• [EXERCISE DETAILS]: Return the whole listing, keeping every character the same.

• [PROVIDED INFORMATION]:

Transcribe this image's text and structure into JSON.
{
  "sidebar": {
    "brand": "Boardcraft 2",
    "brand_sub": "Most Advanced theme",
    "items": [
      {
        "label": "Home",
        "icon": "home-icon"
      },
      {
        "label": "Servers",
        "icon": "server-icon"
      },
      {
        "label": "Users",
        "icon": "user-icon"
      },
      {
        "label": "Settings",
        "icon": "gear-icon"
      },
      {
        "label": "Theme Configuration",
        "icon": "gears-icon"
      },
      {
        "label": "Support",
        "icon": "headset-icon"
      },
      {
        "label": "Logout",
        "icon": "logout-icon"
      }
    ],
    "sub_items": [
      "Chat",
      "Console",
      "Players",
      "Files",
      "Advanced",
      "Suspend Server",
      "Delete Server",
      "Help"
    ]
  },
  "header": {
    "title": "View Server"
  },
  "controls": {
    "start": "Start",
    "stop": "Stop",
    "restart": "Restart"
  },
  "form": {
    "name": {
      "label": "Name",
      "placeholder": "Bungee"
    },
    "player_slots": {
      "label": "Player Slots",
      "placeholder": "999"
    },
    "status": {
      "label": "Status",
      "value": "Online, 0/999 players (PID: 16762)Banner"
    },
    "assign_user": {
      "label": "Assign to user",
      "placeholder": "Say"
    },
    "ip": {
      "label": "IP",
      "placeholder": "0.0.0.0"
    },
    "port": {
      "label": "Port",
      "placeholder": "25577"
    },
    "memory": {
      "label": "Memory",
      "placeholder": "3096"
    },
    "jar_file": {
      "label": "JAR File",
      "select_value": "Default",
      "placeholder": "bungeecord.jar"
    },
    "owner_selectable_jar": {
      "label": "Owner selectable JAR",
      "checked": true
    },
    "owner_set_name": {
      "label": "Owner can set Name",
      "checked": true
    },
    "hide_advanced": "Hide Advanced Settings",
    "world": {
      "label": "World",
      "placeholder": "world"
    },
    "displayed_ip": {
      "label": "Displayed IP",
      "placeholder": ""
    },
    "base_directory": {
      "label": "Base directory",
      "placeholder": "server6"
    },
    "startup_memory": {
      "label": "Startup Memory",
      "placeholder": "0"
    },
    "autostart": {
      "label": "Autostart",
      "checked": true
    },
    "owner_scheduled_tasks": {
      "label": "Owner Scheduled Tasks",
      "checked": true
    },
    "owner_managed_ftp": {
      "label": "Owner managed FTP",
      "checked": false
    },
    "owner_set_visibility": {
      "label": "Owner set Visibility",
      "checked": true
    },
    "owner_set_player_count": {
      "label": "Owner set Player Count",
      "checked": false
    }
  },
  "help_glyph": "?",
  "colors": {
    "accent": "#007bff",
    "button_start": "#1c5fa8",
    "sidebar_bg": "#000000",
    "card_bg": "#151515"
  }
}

• [WORKED ANSWER]:
Transcribe this image's text and structure into JSON.
{
  "sidebar": {
    "brand": "Boardcraft 2",
    "brand_sub": "Most Advanced theme",
    "items": [
      {
        "label": "Home",
        "icon": "home-icon"
      },
      {
        "label": "Servers",
        "icon": "server-icon"
      },
      {
        "label": "Users",
        "icon": "user-icon"
      },
      {
        "label": "Settings",
        "icon": "gear-icon"
      },
      {
        "label": "Theme Configuration",
        "icon": "gears-icon"
      },
      {
        "label": "Support",
        "icon": "headset-icon"
      },
      {
        "label": "Logout",
        "icon": "logout-icon"
      }
    ],
    "sub_items": [
      "Chat",
      "Console",
      "Players",
      "Files",
      "Advanced",
      "Suspend Server",
      "Delete Server",
      "Help"
    ]
  },
  "header": {
    "title": "View Server"
  },
  "controls": {
    "start": "Start",
    "stop": "Stop",
    "restart": "Restart"
  },
  "form": {
    "name": {
      "label": "Name",
      "placeholder": "Bungee"
    },
    "player_slots": {
      "label": "Player Slots",
      "placeholder": "999"
    },
    "status": {
      "label": "Status",
      "value": "Online, 0/999 players (PID: 16762)Banner"
    },
    "assign_user": {
      "label": "Assign to user",
      "placeholder": "Say"
    },
    "ip": {
      "label": "IP",
      "placeholder": "0.0.0.0"
    },
    "port": {
      "label": "Port",
      "placeholder": "25577"
    },
    "memory": {
      "label": "Memory",
      "placeholder": "3096"
    },
    "jar_file": {
      "label": "JAR File",
      "select_value": "Default",
      "placeholder": "bungeecord.jar"
    },
    "owner_selectable_jar": {
      "label": "Owner selectable JAR",
      "checked": true
    },
    "owner_set_name": {
      "label": "Owner can set Name",
      "checked": true
    },
    "hide_advanced": "Hide Advanced Settings",
    "world": {
      "label": "World",
      "placeholder": "world"
    },
    "displayed_ip": {
      "label": "Displayed IP",
      "placeholder": ""
    },
    "base_directory": {
      "label": "Base directory",
      "placeholder": "server6"
    },
    "startup_memory": {
      "label": "Startup Memory",
      "placeholder": "0"
    },
    "autostart": {
      "label": "Autostart",
      "checked": true
    },
    "owner_scheduled_tasks": {
      "label": "Owner Scheduled Tasks",
      "checked": true
    },
    "owner_managed_ftp": {
      "label": "Owner managed FTP",
      "checked": false
    },
    "owner_set_visibility": {
      "label": "Owner set Visibility",
      "checked": true
    },
    "owner_set_player_count": {
      "label": "Owner set Player Count",
      "checked": false
    }
  },
  "help_glyph": "?",
  "colors": {
    "accent": "#007bff",
    "button_start": "#1c5fa8",
    "sidebar_bg": "#000000",
    "card_bg": "#151515"
  }
}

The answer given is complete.